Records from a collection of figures
——

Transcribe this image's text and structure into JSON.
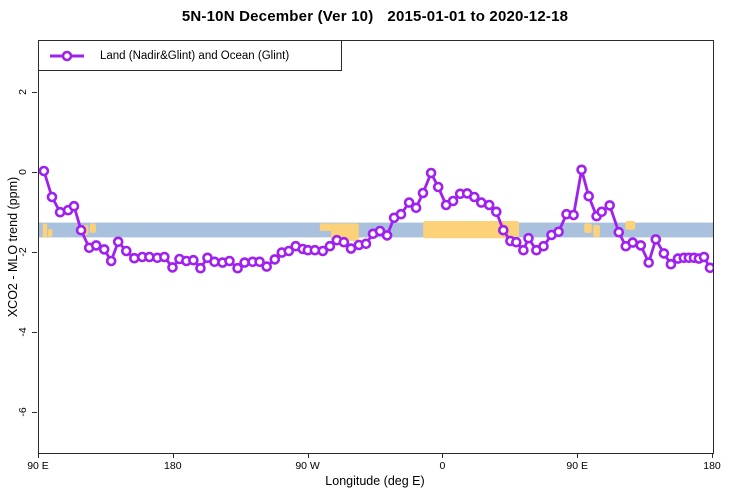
{
  "title": {
    "part1": "5N-10N December (Ver 10)",
    "part2": "2015-01-01 to 2020-12-18"
  },
  "legend": {
    "label": "Land (Nadir&Glint) and Ocean (Glint)"
  },
  "colors": {
    "series": "#A020F0",
    "marker_fill": "#ffffff",
    "ocean_band": "#A9C1DC",
    "land": "#FBD179",
    "axis": "#2b2b2b"
  },
  "chart_data": {
    "type": "line",
    "title": "5N-10N December (Ver 10)  2015-01-01 to 2020-12-18",
    "xlabel": "Longitude (deg E)",
    "ylabel": "XCO2 - MLO trend (ppm)",
    "xlim": [
      90,
      540
    ],
    "ylim": [
      -7.0,
      3.3
    ],
    "grid": false,
    "legend_position": "top-left",
    "xticks": [
      {
        "pos": 90,
        "label": "90 E"
      },
      {
        "pos": 180,
        "label": "180"
      },
      {
        "pos": 270,
        "label": "90 W"
      },
      {
        "pos": 360,
        "label": "0"
      },
      {
        "pos": 450,
        "label": "90 E"
      },
      {
        "pos": 540,
        "label": "180"
      }
    ],
    "yticks": [
      {
        "pos": 2,
        "label": "2"
      },
      {
        "pos": 0,
        "label": "0"
      },
      {
        "pos": -2,
        "label": "-2"
      },
      {
        "pos": -4,
        "label": "-4"
      },
      {
        "pos": -6,
        "label": "-6"
      }
    ],
    "ocean_band": {
      "y0": -1.24,
      "y1": -1.61,
      "note": "map strip of 5N-10N latitude band"
    },
    "land_blocks": [
      {
        "x0": 92.5,
        "x1": 95.5,
        "y0": -1.26,
        "y1": -1.62
      },
      {
        "x0": 96.0,
        "x1": 99.0,
        "y0": -1.4,
        "y1": -1.6
      },
      {
        "x0": 119.5,
        "x1": 123.0,
        "y0": -1.3,
        "y1": -1.55
      },
      {
        "x0": 124.0,
        "x1": 128.0,
        "y0": -1.26,
        "y1": -1.5
      },
      {
        "x0": 277.5,
        "x1": 285.5,
        "y0": -1.26,
        "y1": -1.45
      },
      {
        "x0": 285.0,
        "x1": 303.5,
        "y0": -1.26,
        "y1": -1.7
      },
      {
        "x0": 346.5,
        "x1": 410.5,
        "y0": -1.2,
        "y1": -1.63
      },
      {
        "x0": 454.0,
        "x1": 459.0,
        "y0": -1.26,
        "y1": -1.5
      },
      {
        "x0": 460.0,
        "x1": 464.5,
        "y0": -1.3,
        "y1": -1.6
      },
      {
        "x0": 481.5,
        "x1": 488.0,
        "y0": -1.2,
        "y1": -1.42
      }
    ],
    "series": [
      {
        "name": "Land (Nadir&Glint) and Ocean (Glint)",
        "marker": "open-circle",
        "points": [
          [
            93.3,
            0.05
          ],
          [
            98.7,
            -0.6
          ],
          [
            104.1,
            -0.98
          ],
          [
            109.4,
            -0.93
          ],
          [
            113.4,
            -0.83
          ],
          [
            118.1,
            -1.43
          ],
          [
            123.5,
            -1.87
          ],
          [
            128.2,
            -1.81
          ],
          [
            133.5,
            -1.91
          ],
          [
            138.2,
            -2.2
          ],
          [
            142.9,
            -1.72
          ],
          [
            148.3,
            -1.95
          ],
          [
            153.6,
            -2.13
          ],
          [
            159.0,
            -2.1
          ],
          [
            163.7,
            -2.1
          ],
          [
            169.0,
            -2.12
          ],
          [
            173.7,
            -2.1
          ],
          [
            179.1,
            -2.36
          ],
          [
            183.8,
            -2.15
          ],
          [
            188.4,
            -2.2
          ],
          [
            193.1,
            -2.18
          ],
          [
            197.8,
            -2.38
          ],
          [
            202.5,
            -2.12
          ],
          [
            207.2,
            -2.22
          ],
          [
            212.5,
            -2.24
          ],
          [
            217.2,
            -2.2
          ],
          [
            222.6,
            -2.38
          ],
          [
            227.3,
            -2.24
          ],
          [
            232.6,
            -2.22
          ],
          [
            237.3,
            -2.22
          ],
          [
            242.0,
            -2.34
          ],
          [
            247.4,
            -2.16
          ],
          [
            252.1,
            -1.99
          ],
          [
            256.8,
            -1.95
          ],
          [
            261.4,
            -1.83
          ],
          [
            266.1,
            -1.9
          ],
          [
            269.5,
            -1.93
          ],
          [
            274.2,
            -1.93
          ],
          [
            279.5,
            -1.95
          ],
          [
            284.2,
            -1.83
          ],
          [
            288.9,
            -1.68
          ],
          [
            293.6,
            -1.73
          ],
          [
            298.3,
            -1.89
          ],
          [
            303.6,
            -1.8
          ],
          [
            308.3,
            -1.77
          ],
          [
            313.0,
            -1.52
          ],
          [
            317.7,
            -1.45
          ],
          [
            322.4,
            -1.56
          ],
          [
            327.1,
            -1.12
          ],
          [
            331.7,
            -1.03
          ],
          [
            337.1,
            -0.74
          ],
          [
            341.8,
            -0.87
          ],
          [
            346.4,
            -0.5
          ],
          [
            351.8,
            0.0
          ],
          [
            356.5,
            -0.35
          ],
          [
            361.8,
            -0.8
          ],
          [
            366.5,
            -0.7
          ],
          [
            371.2,
            -0.52
          ],
          [
            375.9,
            -0.51
          ],
          [
            380.6,
            -0.6
          ],
          [
            385.3,
            -0.74
          ],
          [
            390.6,
            -0.8
          ],
          [
            395.3,
            -0.97
          ],
          [
            400.0,
            -1.43
          ],
          [
            404.7,
            -1.7
          ],
          [
            408.7,
            -1.73
          ],
          [
            413.4,
            -1.93
          ],
          [
            416.8,
            -1.63
          ],
          [
            422.1,
            -1.93
          ],
          [
            426.8,
            -1.83
          ],
          [
            432.2,
            -1.55
          ],
          [
            436.9,
            -1.47
          ],
          [
            442.2,
            -1.03
          ],
          [
            446.9,
            -1.05
          ],
          [
            452.3,
            0.08
          ],
          [
            457.0,
            -0.58
          ],
          [
            462.3,
            -1.08
          ],
          [
            465.7,
            -0.97
          ],
          [
            471.0,
            -0.81
          ],
          [
            477.1,
            -1.48
          ],
          [
            481.8,
            -1.83
          ],
          [
            486.4,
            -1.74
          ],
          [
            491.8,
            -1.81
          ],
          [
            497.1,
            -2.24
          ],
          [
            501.8,
            -1.66
          ],
          [
            507.2,
            -2.01
          ],
          [
            511.9,
            -2.28
          ],
          [
            516.6,
            -2.14
          ],
          [
            520.6,
            -2.12
          ],
          [
            523.9,
            -2.12
          ],
          [
            527.3,
            -2.12
          ],
          [
            530.6,
            -2.14
          ],
          [
            534.0,
            -2.1
          ],
          [
            538.0,
            -2.37
          ]
        ]
      }
    ]
  }
}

——

**Exercise:** Quote the records in full and exactly; skip any image.

**Solution to the exercise:**
Transcribe this image's text and structure into JSON.
{
  "title": {
    "part1": "5N-10N December (Ver 10)",
    "part2": "2015-01-01 to 2020-12-18"
  },
  "legend": {
    "label": "Land (Nadir&Glint) and Ocean (Glint)"
  },
  "colors": {
    "series": "#A020F0",
    "marker_fill": "#ffffff",
    "ocean_band": "#A9C1DC",
    "land": "#FBD179",
    "axis": "#2b2b2b"
  },
  "chart_data": {
    "type": "line",
    "title": "5N-10N December (Ver 10)  2015-01-01 to 2020-12-18",
    "xlabel": "Longitude (deg E)",
    "ylabel": "XCO2 - MLO trend (ppm)",
    "xlim": [
      90,
      540
    ],
    "ylim": [
      -7.0,
      3.3
    ],
    "grid": false,
    "legend_position": "top-left",
    "xticks": [
      {
        "pos": 90,
        "label": "90 E"
      },
      {
        "pos": 180,
        "label": "180"
      },
      {
        "pos": 270,
        "label": "90 W"
      },
      {
        "pos": 360,
        "label": "0"
      },
      {
        "pos": 450,
        "label": "90 E"
      },
      {
        "pos": 540,
        "label": "180"
      }
    ],
    "yticks": [
      {
        "pos": 2,
        "label": "2"
      },
      {
        "pos": 0,
        "label": "0"
      },
      {
        "pos": -2,
        "label": "-2"
      },
      {
        "pos": -4,
        "label": "-4"
      },
      {
        "pos": -6,
        "label": "-6"
      }
    ],
    "ocean_band": {
      "y0": -1.24,
      "y1": -1.61,
      "note": "map strip of 5N-10N latitude band"
    },
    "land_blocks": [
      {
        "x0": 92.5,
        "x1": 95.5,
        "y0": -1.26,
        "y1": -1.62
      },
      {
        "x0": 96.0,
        "x1": 99.0,
        "y0": -1.4,
        "y1": -1.6
      },
      {
        "x0": 119.5,
        "x1": 123.0,
        "y0": -1.3,
        "y1": -1.55
      },
      {
        "x0": 124.0,
        "x1": 128.0,
        "y0": -1.26,
        "y1": -1.5
      },
      {
        "x0": 277.5,
        "x1": 285.5,
        "y0": -1.26,
        "y1": -1.45
      },
      {
        "x0": 285.0,
        "x1": 303.5,
        "y0": -1.26,
        "y1": -1.7
      },
      {
        "x0": 346.5,
        "x1": 410.5,
        "y0": -1.2,
        "y1": -1.63
      },
      {
        "x0": 454.0,
        "x1": 459.0,
        "y0": -1.26,
        "y1": -1.5
      },
      {
        "x0": 460.0,
        "x1": 464.5,
        "y0": -1.3,
        "y1": -1.6
      },
      {
        "x0": 481.5,
        "x1": 488.0,
        "y0": -1.2,
        "y1": -1.42
      }
    ],
    "series": [
      {
        "name": "Land (Nadir&Glint) and Ocean (Glint)",
        "marker": "open-circle",
        "points": [
          [
            93.3,
            0.05
          ],
          [
            98.7,
            -0.6
          ],
          [
            104.1,
            -0.98
          ],
          [
            109.4,
            -0.93
          ],
          [
            113.4,
            -0.83
          ],
          [
            118.1,
            -1.43
          ],
          [
            123.5,
            -1.87
          ],
          [
            128.2,
            -1.81
          ],
          [
            133.5,
            -1.91
          ],
          [
            138.2,
            -2.2
          ],
          [
            142.9,
            -1.72
          ],
          [
            148.3,
            -1.95
          ],
          [
            153.6,
            -2.13
          ],
          [
            159.0,
            -2.1
          ],
          [
            163.7,
            -2.1
          ],
          [
            169.0,
            -2.12
          ],
          [
            173.7,
            -2.1
          ],
          [
            179.1,
            -2.36
          ],
          [
            183.8,
            -2.15
          ],
          [
            188.4,
            -2.2
          ],
          [
            193.1,
            -2.18
          ],
          [
            197.8,
            -2.38
          ],
          [
            202.5,
            -2.12
          ],
          [
            207.2,
            -2.22
          ],
          [
            212.5,
            -2.24
          ],
          [
            217.2,
            -2.2
          ],
          [
            222.6,
            -2.38
          ],
          [
            227.3,
            -2.24
          ],
          [
            232.6,
            -2.22
          ],
          [
            237.3,
            -2.22
          ],
          [
            242.0,
            -2.34
          ],
          [
            247.4,
            -2.16
          ],
          [
            252.1,
            -1.99
          ],
          [
            256.8,
            -1.95
          ],
          [
            261.4,
            -1.83
          ],
          [
            266.1,
            -1.9
          ],
          [
            269.5,
            -1.93
          ],
          [
            274.2,
            -1.93
          ],
          [
            279.5,
            -1.95
          ],
          [
            284.2,
            -1.83
          ],
          [
            288.9,
            -1.68
          ],
          [
            293.6,
            -1.73
          ],
          [
            298.3,
            -1.89
          ],
          [
            303.6,
            -1.8
          ],
          [
            308.3,
            -1.77
          ],
          [
            313.0,
            -1.52
          ],
          [
            317.7,
            -1.45
          ],
          [
            322.4,
            -1.56
          ],
          [
            327.1,
            -1.12
          ],
          [
            331.7,
            -1.03
          ],
          [
            337.1,
            -0.74
          ],
          [
            341.8,
            -0.87
          ],
          [
            346.4,
            -0.5
          ],
          [
            351.8,
            0.0
          ],
          [
            356.5,
            -0.35
          ],
          [
            361.8,
            -0.8
          ],
          [
            366.5,
            -0.7
          ],
          [
            371.2,
            -0.52
          ],
          [
            375.9,
            -0.51
          ],
          [
            380.6,
            -0.6
          ],
          [
            385.3,
            -0.74
          ],
          [
            390.6,
            -0.8
          ],
          [
            395.3,
            -0.97
          ],
          [
            400.0,
            -1.43
          ],
          [
            404.7,
            -1.7
          ],
          [
            408.7,
            -1.73
          ],
          [
            413.4,
            -1.93
          ],
          [
            416.8,
            -1.63
          ],
          [
            422.1,
            -1.93
          ],
          [
            426.8,
            -1.83
          ],
          [
            432.2,
            -1.55
          ],
          [
            436.9,
            -1.47
          ],
          [
            442.2,
            -1.03
          ],
          [
            446.9,
            -1.05
          ],
          [
            452.3,
            0.08
          ],
          [
            457.0,
            -0.58
          ],
          [
            462.3,
            -1.08
          ],
          [
            465.7,
            -0.97
          ],
          [
            471.0,
            -0.81
          ],
          [
            477.1,
            -1.48
          ],
          [
            481.8,
            -1.83
          ],
          [
            486.4,
            -1.74
          ],
          [
            491.8,
            -1.81
          ],
          [
            497.1,
            -2.24
          ],
          [
            501.8,
            -1.66
          ],
          [
            507.2,
            -2.01
          ],
          [
            511.9,
            -2.28
          ],
          [
            516.6,
            -2.14
          ],
          [
            520.6,
            -2.12
          ],
          [
            523.9,
            -2.12
          ],
          [
            527.3,
            -2.12
          ],
          [
            530.6,
            -2.14
          ],
          [
            534.0,
            -2.1
          ],
          [
            538.0,
            -2.37
          ]
        ]
      }
    ]
  }
}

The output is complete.